● **Description of the task**
Leave out any pictures and transcribe all other data below exactly.

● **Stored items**
--
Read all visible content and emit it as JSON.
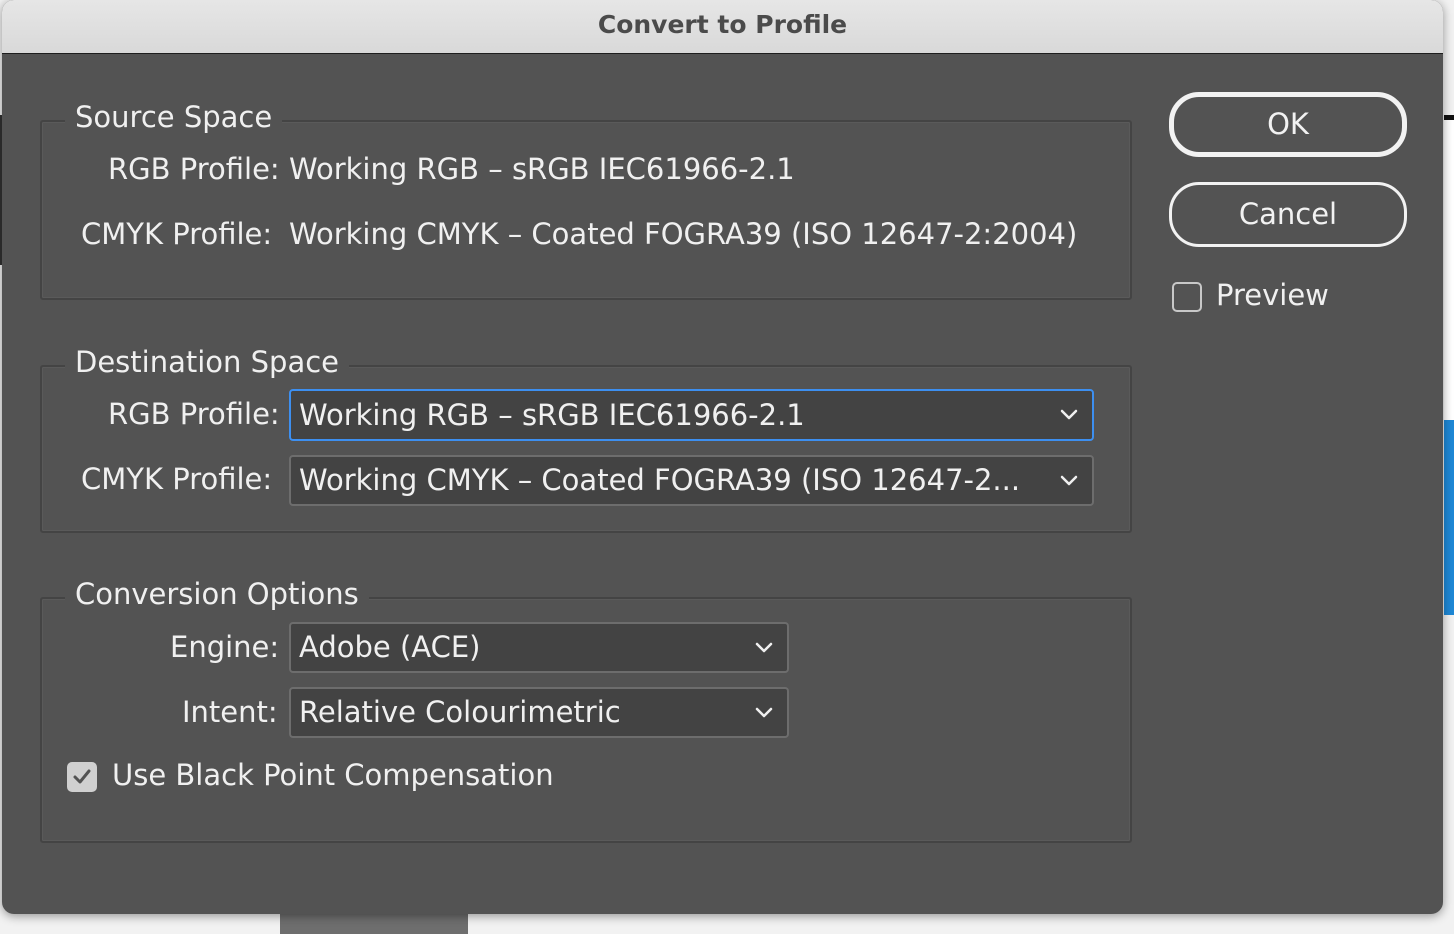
{
  "dialog": {
    "title": "Convert to Profile"
  },
  "source_space": {
    "legend": "Source Space",
    "rgb_label": "RGB Profile:",
    "rgb_value": "Working RGB – sRGB IEC61966-2.1",
    "cmyk_label": "CMYK Profile:",
    "cmyk_value": "Working CMYK – Coated FOGRA39 (ISO 12647-2:2004)"
  },
  "destination_space": {
    "legend": "Destination Space",
    "rgb_label": "RGB Profile:",
    "rgb_selected": "Working RGB – sRGB IEC61966-2.1",
    "cmyk_label": "CMYK Profile:",
    "cmyk_selected": "Working CMYK – Coated FOGRA39 (ISO 12647-2..."
  },
  "conversion_options": {
    "legend": "Conversion Options",
    "engine_label": "Engine:",
    "engine_selected": "Adobe (ACE)",
    "intent_label": "Intent:",
    "intent_selected": "Relative Colourimetric",
    "black_point_label": "Use Black Point Compensation",
    "black_point_checked": true
  },
  "buttons": {
    "ok_label": "OK",
    "cancel_label": "Cancel"
  },
  "preview": {
    "label": "Preview",
    "checked": false
  },
  "colors": {
    "dialog_bg": "#535353",
    "focus_ring": "#3d8ff0",
    "text": "#f0f0f0"
  }
}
--
● **Solution**
Read all visible content and emit it as JSON.
{
  "dialog": {
    "title": "Convert to Profile"
  },
  "source_space": {
    "legend": "Source Space",
    "rgb_label": "RGB Profile:",
    "rgb_value": "Working RGB – sRGB IEC61966-2.1",
    "cmyk_label": "CMYK Profile:",
    "cmyk_value": "Working CMYK – Coated FOGRA39 (ISO 12647-2:2004)"
  },
  "destination_space": {
    "legend": "Destination Space",
    "rgb_label": "RGB Profile:",
    "rgb_selected": "Working RGB – sRGB IEC61966-2.1",
    "cmyk_label": "CMYK Profile:",
    "cmyk_selected": "Working CMYK – Coated FOGRA39 (ISO 12647-2..."
  },
  "conversion_options": {
    "legend": "Conversion Options",
    "engine_label": "Engine:",
    "engine_selected": "Adobe (ACE)",
    "intent_label": "Intent:",
    "intent_selected": "Relative Colourimetric",
    "black_point_label": "Use Black Point Compensation",
    "black_point_checked": true
  },
  "buttons": {
    "ok_label": "OK",
    "cancel_label": "Cancel"
  },
  "preview": {
    "label": "Preview",
    "checked": false
  },
  "colors": {
    "dialog_bg": "#535353",
    "focus_ring": "#3d8ff0",
    "text": "#f0f0f0"
  }
}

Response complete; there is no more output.